"""

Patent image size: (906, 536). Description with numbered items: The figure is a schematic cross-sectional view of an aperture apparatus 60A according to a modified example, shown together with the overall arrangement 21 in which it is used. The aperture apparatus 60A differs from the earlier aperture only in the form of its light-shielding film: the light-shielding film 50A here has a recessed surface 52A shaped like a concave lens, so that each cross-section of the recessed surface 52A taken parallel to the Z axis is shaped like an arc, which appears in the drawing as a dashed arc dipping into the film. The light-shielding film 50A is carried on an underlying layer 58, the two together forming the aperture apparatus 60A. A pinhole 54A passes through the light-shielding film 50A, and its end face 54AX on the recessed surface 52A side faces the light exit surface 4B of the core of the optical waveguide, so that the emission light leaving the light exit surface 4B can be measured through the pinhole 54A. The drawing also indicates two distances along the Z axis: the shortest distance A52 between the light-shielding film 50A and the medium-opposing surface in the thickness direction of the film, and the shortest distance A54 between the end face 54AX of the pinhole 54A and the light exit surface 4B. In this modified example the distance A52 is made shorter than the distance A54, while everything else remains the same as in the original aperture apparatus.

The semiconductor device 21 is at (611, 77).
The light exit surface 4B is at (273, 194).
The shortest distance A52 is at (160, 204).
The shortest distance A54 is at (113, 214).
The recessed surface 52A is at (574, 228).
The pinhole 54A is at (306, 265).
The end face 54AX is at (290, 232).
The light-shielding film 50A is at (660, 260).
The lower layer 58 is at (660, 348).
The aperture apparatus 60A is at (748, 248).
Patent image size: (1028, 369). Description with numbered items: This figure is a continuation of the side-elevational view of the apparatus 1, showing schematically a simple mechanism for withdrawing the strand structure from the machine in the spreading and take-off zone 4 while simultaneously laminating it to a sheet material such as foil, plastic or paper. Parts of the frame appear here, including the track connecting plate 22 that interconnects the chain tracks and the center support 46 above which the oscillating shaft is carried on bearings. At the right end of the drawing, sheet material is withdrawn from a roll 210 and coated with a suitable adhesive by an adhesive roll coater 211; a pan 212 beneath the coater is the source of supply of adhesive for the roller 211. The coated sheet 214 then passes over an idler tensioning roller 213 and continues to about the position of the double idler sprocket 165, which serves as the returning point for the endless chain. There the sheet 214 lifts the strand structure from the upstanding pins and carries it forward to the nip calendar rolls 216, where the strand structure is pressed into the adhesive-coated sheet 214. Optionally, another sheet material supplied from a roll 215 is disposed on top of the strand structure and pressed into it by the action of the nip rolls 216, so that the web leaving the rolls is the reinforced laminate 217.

"""

> TASK TO CARRY OUT:
Copy every line of the data above verbatim, in the same order.

> SOLUTION TO THE PROBLEM:
Patent image size: (906, 536). Description with numbered items: The figure is a schematic cross-sectional view of an aperture apparatus 60A according to a modified example, shown together with the overall arrangement 21 in which it is used. The aperture apparatus 60A differs from the earlier aperture only in the form of its light-shielding film: the light-shielding film 50A here has a recessed surface 52A shaped like a concave lens, so that each cross-section of the recessed surface 52A taken parallel to the Z axis is shaped like an arc, which appears in the drawing as a dashed arc dipping into the film. The light-shielding film 50A is carried on an underlying layer 58, the two together forming the aperture apparatus 60A. A pinhole 54A passes through the light-shielding film 50A, and its end face 54AX on the recessed surface 52A side faces the light exit surface 4B of the core of the optical waveguide, so that the emission light leaving the light exit surface 4B can be measured through the pinhole 54A. The drawing also indicates two distances along the Z axis: the shortest distance A52 between the light-shielding film 50A and the medium-opposing surface in the thickness direction of the film, and the shortest distance A54 between the end face 54AX of the pinhole 54A and the light exit surface 4B. In this modified example the distance A52 is made shorter than the distance A54, while everything else remains the same as in the original aperture apparatus.

The semiconductor device 21 is at (611, 77).
The light exit surface 4B is at (273, 194).
The shortest distance A52 is at (160, 204).
The shortest distance A54 is at (113, 214).
The recessed surface 52A is at (574, 228).
The pinhole 54A is at (306, 265).
The end face 54AX is at (290, 232).
The light-shielding film 50A is at (660, 260).
The lower layer 58 is at (660, 348).
The aperture apparatus 60A is at (748, 248).
Patent image size: (1028, 369). Description with numbered items: This figure is a continuation of the side-elevational view of the apparatus 1, showing schematically a simple mechanism for withdrawing the strand structure from the machine in the spreading and take-off zone 4 while simultaneously laminating it to a sheet material such as foil, plastic or paper. Parts of the frame appear here, including the track connecting plate 22 that interconnects the chain tracks and the center support 46 above which the oscillating shaft is carried on bearings. At the right end of the drawing, sheet material is withdrawn from a roll 210 and coated with a suitable adhesive by an adhesive roll coater 211; a pan 212 beneath the coater is the source of supply of adhesive for the roller 211. The coated sheet 214 then passes over an idler tensioning roller 213 and continues to about the position of the double idler sprocket 165, which serves as the returning point for the endless chain. There the sheet 214 lifts the strand structure from the upstanding pins and carries it forward to the nip calendar rolls 216, where the strand structure is pressed into the adhesive-coated sheet 214. Optionally, another sheet material supplied from a roll 215 is disposed on top of the strand structure and pressed into it by the action of the nip rolls 216, so that the web leaving the rolls is the reinforced laminate 217.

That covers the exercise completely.